LISTING:
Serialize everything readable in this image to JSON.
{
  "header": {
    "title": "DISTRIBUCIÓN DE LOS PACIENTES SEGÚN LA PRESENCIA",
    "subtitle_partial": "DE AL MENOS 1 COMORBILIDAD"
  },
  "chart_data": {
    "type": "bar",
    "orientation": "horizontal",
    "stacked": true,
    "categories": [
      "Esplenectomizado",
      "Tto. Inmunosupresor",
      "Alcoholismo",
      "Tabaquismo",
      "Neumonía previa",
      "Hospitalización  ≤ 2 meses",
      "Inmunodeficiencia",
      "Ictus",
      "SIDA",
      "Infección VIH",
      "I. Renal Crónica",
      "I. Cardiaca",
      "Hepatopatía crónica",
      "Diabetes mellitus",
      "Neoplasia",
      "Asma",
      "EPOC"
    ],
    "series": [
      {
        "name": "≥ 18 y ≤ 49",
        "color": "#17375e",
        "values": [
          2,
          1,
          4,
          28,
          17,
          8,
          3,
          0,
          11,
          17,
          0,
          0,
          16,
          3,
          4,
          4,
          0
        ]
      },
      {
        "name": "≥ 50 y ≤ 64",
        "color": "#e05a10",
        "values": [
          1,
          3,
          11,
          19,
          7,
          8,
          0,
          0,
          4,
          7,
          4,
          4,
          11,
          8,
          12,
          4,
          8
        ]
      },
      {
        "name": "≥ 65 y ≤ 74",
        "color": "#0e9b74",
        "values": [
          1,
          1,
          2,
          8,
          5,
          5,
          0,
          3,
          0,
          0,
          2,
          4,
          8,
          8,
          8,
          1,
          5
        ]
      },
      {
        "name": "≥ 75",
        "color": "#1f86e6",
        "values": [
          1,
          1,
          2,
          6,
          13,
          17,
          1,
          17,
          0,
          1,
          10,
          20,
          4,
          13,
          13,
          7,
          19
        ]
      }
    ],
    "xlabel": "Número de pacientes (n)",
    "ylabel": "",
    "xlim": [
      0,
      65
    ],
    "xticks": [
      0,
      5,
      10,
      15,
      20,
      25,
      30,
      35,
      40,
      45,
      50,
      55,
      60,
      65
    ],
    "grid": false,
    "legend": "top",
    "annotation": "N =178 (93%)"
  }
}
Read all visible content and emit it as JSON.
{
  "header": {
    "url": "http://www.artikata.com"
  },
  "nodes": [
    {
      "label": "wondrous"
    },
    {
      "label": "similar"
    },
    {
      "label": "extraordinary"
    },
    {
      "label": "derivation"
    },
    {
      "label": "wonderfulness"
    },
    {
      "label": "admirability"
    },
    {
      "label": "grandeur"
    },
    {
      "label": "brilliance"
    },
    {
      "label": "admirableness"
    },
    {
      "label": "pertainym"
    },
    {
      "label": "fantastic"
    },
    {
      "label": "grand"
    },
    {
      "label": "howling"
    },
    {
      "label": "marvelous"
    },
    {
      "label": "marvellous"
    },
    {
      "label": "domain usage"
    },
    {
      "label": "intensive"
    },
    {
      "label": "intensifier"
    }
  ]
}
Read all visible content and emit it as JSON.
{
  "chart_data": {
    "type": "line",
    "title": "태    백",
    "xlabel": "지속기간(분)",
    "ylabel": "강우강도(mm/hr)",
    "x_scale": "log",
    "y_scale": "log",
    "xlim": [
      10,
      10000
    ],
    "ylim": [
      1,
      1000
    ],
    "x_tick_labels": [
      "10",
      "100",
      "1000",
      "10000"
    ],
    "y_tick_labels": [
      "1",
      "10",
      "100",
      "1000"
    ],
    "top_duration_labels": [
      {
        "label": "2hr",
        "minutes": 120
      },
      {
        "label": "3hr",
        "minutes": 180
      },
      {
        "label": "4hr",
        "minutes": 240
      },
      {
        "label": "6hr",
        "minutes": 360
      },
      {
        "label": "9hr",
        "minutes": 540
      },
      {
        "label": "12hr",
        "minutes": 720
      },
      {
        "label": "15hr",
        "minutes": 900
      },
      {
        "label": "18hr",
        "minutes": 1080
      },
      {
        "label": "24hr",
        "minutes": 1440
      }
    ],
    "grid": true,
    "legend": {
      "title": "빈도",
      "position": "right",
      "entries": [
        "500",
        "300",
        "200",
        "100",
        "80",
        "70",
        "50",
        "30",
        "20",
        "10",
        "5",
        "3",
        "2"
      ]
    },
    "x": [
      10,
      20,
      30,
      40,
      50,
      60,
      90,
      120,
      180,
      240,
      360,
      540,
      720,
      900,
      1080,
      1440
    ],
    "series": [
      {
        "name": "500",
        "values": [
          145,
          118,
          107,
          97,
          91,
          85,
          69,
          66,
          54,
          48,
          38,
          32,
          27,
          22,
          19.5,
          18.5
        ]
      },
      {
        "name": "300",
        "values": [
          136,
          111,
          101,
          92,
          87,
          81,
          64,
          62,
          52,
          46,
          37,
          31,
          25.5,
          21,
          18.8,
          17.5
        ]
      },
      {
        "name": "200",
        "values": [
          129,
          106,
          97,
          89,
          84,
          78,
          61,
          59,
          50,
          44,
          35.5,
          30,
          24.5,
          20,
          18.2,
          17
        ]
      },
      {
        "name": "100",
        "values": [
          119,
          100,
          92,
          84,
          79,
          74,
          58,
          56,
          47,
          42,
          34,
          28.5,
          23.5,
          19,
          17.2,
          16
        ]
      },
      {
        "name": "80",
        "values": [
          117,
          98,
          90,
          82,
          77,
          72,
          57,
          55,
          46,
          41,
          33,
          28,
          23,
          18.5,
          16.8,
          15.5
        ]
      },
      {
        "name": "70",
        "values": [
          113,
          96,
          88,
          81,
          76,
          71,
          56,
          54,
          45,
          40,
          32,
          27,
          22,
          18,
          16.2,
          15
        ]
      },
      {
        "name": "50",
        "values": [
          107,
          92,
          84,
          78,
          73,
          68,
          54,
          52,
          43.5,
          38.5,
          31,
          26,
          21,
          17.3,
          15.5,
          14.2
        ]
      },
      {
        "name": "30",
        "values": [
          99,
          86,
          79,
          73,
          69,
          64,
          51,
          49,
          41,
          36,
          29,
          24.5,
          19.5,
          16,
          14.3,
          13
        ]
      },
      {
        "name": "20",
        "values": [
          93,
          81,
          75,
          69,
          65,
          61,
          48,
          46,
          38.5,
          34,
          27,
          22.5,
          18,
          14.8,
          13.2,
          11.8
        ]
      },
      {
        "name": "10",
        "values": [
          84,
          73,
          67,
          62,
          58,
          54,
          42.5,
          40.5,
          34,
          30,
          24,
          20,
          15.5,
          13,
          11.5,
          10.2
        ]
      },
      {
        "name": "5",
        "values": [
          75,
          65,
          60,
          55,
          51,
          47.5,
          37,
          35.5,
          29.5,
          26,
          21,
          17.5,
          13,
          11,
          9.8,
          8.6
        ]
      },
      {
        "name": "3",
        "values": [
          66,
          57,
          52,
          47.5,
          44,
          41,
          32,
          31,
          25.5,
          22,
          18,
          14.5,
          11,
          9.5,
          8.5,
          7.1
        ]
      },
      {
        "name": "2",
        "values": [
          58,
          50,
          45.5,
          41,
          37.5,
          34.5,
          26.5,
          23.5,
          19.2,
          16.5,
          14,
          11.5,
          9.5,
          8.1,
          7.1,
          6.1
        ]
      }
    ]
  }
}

WHAT IS NEEDED:
Show the data once more, exactly as it was written.

TASK ANSWER:
Serialize everything readable in this image to JSON.
{
  "header": {
    "title": "DISTRIBUCIÓN DE LOS PACIENTES SEGÚN LA PRESENCIA",
    "subtitle_partial": "DE AL MENOS 1 COMORBILIDAD"
  },
  "chart_data": {
    "type": "bar",
    "orientation": "horizontal",
    "stacked": true,
    "categories": [
      "Esplenectomizado",
      "Tto. Inmunosupresor",
      "Alcoholismo",
      "Tabaquismo",
      "Neumonía previa",
      "Hospitalización  ≤ 2 meses",
      "Inmunodeficiencia",
      "Ictus",
      "SIDA",
      "Infección VIH",
      "I. Renal Crónica",
      "I. Cardiaca",
      "Hepatopatía crónica",
      "Diabetes mellitus",
      "Neoplasia",
      "Asma",
      "EPOC"
    ],
    "series": [
      {
        "name": "≥ 18 y ≤ 49",
        "color": "#17375e",
        "values": [
          2,
          1,
          4,
          28,
          17,
          8,
          3,
          0,
          11,
          17,
          0,
          0,
          16,
          3,
          4,
          4,
          0
        ]
      },
      {
        "name": "≥ 50 y ≤ 64",
        "color": "#e05a10",
        "values": [
          1,
          3,
          11,
          19,
          7,
          8,
          0,
          0,
          4,
          7,
          4,
          4,
          11,
          8,
          12,
          4,
          8
        ]
      },
      {
        "name": "≥ 65 y ≤ 74",
        "color": "#0e9b74",
        "values": [
          1,
          1,
          2,
          8,
          5,
          5,
          0,
          3,
          0,
          0,
          2,
          4,
          8,
          8,
          8,
          1,
          5
        ]
      },
      {
        "name": "≥ 75",
        "color": "#1f86e6",
        "values": [
          1,
          1,
          2,
          6,
          13,
          17,
          1,
          17,
          0,
          1,
          10,
          20,
          4,
          13,
          13,
          7,
          19
        ]
      }
    ],
    "xlabel": "Número de pacientes (n)",
    "ylabel": "",
    "xlim": [
      0,
      65
    ],
    "xticks": [
      0,
      5,
      10,
      15,
      20,
      25,
      30,
      35,
      40,
      45,
      50,
      55,
      60,
      65
    ],
    "grid": false,
    "legend": "top",
    "annotation": "N =178 (93%)"
  }
}
Read all visible content and emit it as JSON.
{
  "header": {
    "url": "http://www.artikata.com"
  },
  "nodes": [
    {
      "label": "wondrous"
    },
    {
      "label": "similar"
    },
    {
      "label": "extraordinary"
    },
    {
      "label": "derivation"
    },
    {
      "label": "wonderfulness"
    },
    {
      "label": "admirability"
    },
    {
      "label": "grandeur"
    },
    {
      "label": "brilliance"
    },
    {
      "label": "admirableness"
    },
    {
      "label": "pertainym"
    },
    {
      "label": "fantastic"
    },
    {
      "label": "grand"
    },
    {
      "label": "howling"
    },
    {
      "label": "marvelous"
    },
    {
      "label": "marvellous"
    },
    {
      "label": "domain usage"
    },
    {
      "label": "intensive"
    },
    {
      "label": "intensifier"
    }
  ]
}
Read all visible content and emit it as JSON.
{
  "chart_data": {
    "type": "line",
    "title": "태    백",
    "xlabel": "지속기간(분)",
    "ylabel": "강우강도(mm/hr)",
    "x_scale": "log",
    "y_scale": "log",
    "xlim": [
      10,
      10000
    ],
    "ylim": [
      1,
      1000
    ],
    "x_tick_labels": [
      "10",
      "100",
      "1000",
      "10000"
    ],
    "y_tick_labels": [
      "1",
      "10",
      "100",
      "1000"
    ],
    "top_duration_labels": [
      {
        "label": "2hr",
        "minutes": 120
      },
      {
        "label": "3hr",
        "minutes": 180
      },
      {
        "label": "4hr",
        "minutes": 240
      },
      {
        "label": "6hr",
        "minutes": 360
      },
      {
        "label": "9hr",
        "minutes": 540
      },
      {
        "label": "12hr",
        "minutes": 720
      },
      {
        "label": "15hr",
        "minutes": 900
      },
      {
        "label": "18hr",
        "minutes": 1080
      },
      {
        "label": "24hr",
        "minutes": 1440
      }
    ],
    "grid": true,
    "legend": {
      "title": "빈도",
      "position": "right",
      "entries": [
        "500",
        "300",
        "200",
        "100",
        "80",
        "70",
        "50",
        "30",
        "20",
        "10",
        "5",
        "3",
        "2"
      ]
    },
    "x": [
      10,
      20,
      30,
      40,
      50,
      60,
      90,
      120,
      180,
      240,
      360,
      540,
      720,
      900,
      1080,
      1440
    ],
    "series": [
      {
        "name": "500",
        "values": [
          145,
          118,
          107,
          97,
          91,
          85,
          69,
          66,
          54,
          48,
          38,
          32,
          27,
          22,
          19.5,
          18.5
        ]
      },
      {
        "name": "300",
        "values": [
          136,
          111,
          101,
          92,
          87,
          81,
          64,
          62,
          52,
          46,
          37,
          31,
          25.5,
          21,
          18.8,
          17.5
        ]
      },
      {
        "name": "200",
        "values": [
          129,
          106,
          97,
          89,
          84,
          78,
          61,
          59,
          50,
          44,
          35.5,
          30,
          24.5,
          20,
          18.2,
          17
        ]
      },
      {
        "name": "100",
        "values": [
          119,
          100,
          92,
          84,
          79,
          74,
          58,
          56,
          47,
          42,
          34,
          28.5,
          23.5,
          19,
          17.2,
          16
        ]
      },
      {
        "name": "80",
        "values": [
          117,
          98,
          90,
          82,
          77,
          72,
          57,
          55,
          46,
          41,
          33,
          28,
          23,
          18.5,
          16.8,
          15.5
        ]
      },
      {
        "name": "70",
        "values": [
          113,
          96,
          88,
          81,
          76,
          71,
          56,
          54,
          45,
          40,
          32,
          27,
          22,
          18,
          16.2,
          15
        ]
      },
      {
        "name": "50",
        "values": [
          107,
          92,
          84,
          78,
          73,
          68,
          54,
          52,
          43.5,
          38.5,
          31,
          26,
          21,
          17.3,
          15.5,
          14.2
        ]
      },
      {
        "name": "30",
        "values": [
          99,
          86,
          79,
          73,
          69,
          64,
          51,
          49,
          41,
          36,
          29,
          24.5,
          19.5,
          16,
          14.3,
          13
        ]
      },
      {
        "name": "20",
        "values": [
          93,
          81,
          75,
          69,
          65,
          61,
          48,
          46,
          38.5,
          34,
          27,
          22.5,
          18,
          14.8,
          13.2,
          11.8
        ]
      },
      {
        "name": "10",
        "values": [
          84,
          73,
          67,
          62,
          58,
          54,
          42.5,
          40.5,
          34,
          30,
          24,
          20,
          15.5,
          13,
          11.5,
          10.2
        ]
      },
      {
        "name": "5",
        "values": [
          75,
          65,
          60,
          55,
          51,
          47.5,
          37,
          35.5,
          29.5,
          26,
          21,
          17.5,
          13,
          11,
          9.8,
          8.6
        ]
      },
      {
        "name": "3",
        "values": [
          66,
          57,
          52,
          47.5,
          44,
          41,
          32,
          31,
          25.5,
          22,
          18,
          14.5,
          11,
          9.5,
          8.5,
          7.1
        ]
      },
      {
        "name": "2",
        "values": [
          58,
          50,
          45.5,
          41,
          37.5,
          34.5,
          26.5,
          23.5,
          19.2,
          16.5,
          14,
          11.5,
          9.5,
          8.1,
          7.1,
          6.1
        ]
      }
    ]
  }
}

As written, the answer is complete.